Records for the exercise >>
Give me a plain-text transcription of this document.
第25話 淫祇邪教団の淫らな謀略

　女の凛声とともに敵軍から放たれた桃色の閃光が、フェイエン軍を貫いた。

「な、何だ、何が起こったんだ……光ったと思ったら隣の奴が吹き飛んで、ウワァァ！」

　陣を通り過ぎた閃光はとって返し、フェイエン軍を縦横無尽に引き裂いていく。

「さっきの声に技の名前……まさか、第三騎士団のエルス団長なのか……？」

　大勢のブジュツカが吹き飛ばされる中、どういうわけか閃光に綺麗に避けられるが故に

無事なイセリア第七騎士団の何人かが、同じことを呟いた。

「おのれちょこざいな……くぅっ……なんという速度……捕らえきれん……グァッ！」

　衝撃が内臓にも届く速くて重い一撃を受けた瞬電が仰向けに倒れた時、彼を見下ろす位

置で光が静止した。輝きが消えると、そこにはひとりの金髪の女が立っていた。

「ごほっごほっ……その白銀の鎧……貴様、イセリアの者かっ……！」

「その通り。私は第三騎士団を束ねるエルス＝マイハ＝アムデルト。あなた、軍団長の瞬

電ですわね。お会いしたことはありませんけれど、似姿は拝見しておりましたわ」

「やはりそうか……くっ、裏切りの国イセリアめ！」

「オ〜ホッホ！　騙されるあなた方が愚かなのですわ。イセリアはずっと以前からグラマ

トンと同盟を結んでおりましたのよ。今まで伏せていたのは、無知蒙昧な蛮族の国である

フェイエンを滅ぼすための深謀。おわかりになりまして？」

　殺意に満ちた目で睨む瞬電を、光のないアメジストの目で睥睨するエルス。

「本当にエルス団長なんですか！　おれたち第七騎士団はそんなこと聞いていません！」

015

Aim of the exercise >> Nothing should be left out: return all of the records exactly.

The reply >>
Give me a plain-text transcription of this document.
第25話 淫祇邪教団の淫らな謀略

　女の凛声とともに敵軍から放たれた桃色の閃光が、フェイエン軍を貫いた。

「な、何だ、何が起こったんだ……光ったと思ったら隣の奴が吹き飛んで、ウワァァ！」

　陣を通り過ぎた閃光はとって返し、フェイエン軍を縦横無尽に引き裂いていく。

「さっきの声に技の名前……まさか、第三騎士団のエルス団長なのか……？」

　大勢のブジュツカが吹き飛ばされる中、どういうわけか閃光に綺麗に避けられるが故に

無事なイセリア第七騎士団の何人かが、同じことを呟いた。

「おのれちょこざいな……くぅっ……なんという速度……捕らえきれん……グァッ！」

　衝撃が内臓にも届く速くて重い一撃を受けた瞬電が仰向けに倒れた時、彼を見下ろす位

置で光が静止した。輝きが消えると、そこにはひとりの金髪の女が立っていた。

「ごほっごほっ……その白銀の鎧……貴様、イセリアの者かっ……！」

「その通り。私は第三騎士団を束ねるエルス＝マイハ＝アムデルト。あなた、軍団長の瞬

電ですわね。お会いしたことはありませんけれど、似姿は拝見しておりましたわ」

「やはりそうか……くっ、裏切りの国イセリアめ！」

「オ〜ホッホ！　騙されるあなた方が愚かなのですわ。イセリアはずっと以前からグラマ

トンと同盟を結んでおりましたのよ。今まで伏せていたのは、無知蒙昧な蛮族の国である

フェイエンを滅ぼすための深謀。おわかりになりまして？」

　殺意に満ちた目で睨む瞬電を、光のないアメジストの目で睥睨するエルス。

「本当にエルス団長なんですか！　おれたち第七騎士団はそんなこと聞いていません！」

015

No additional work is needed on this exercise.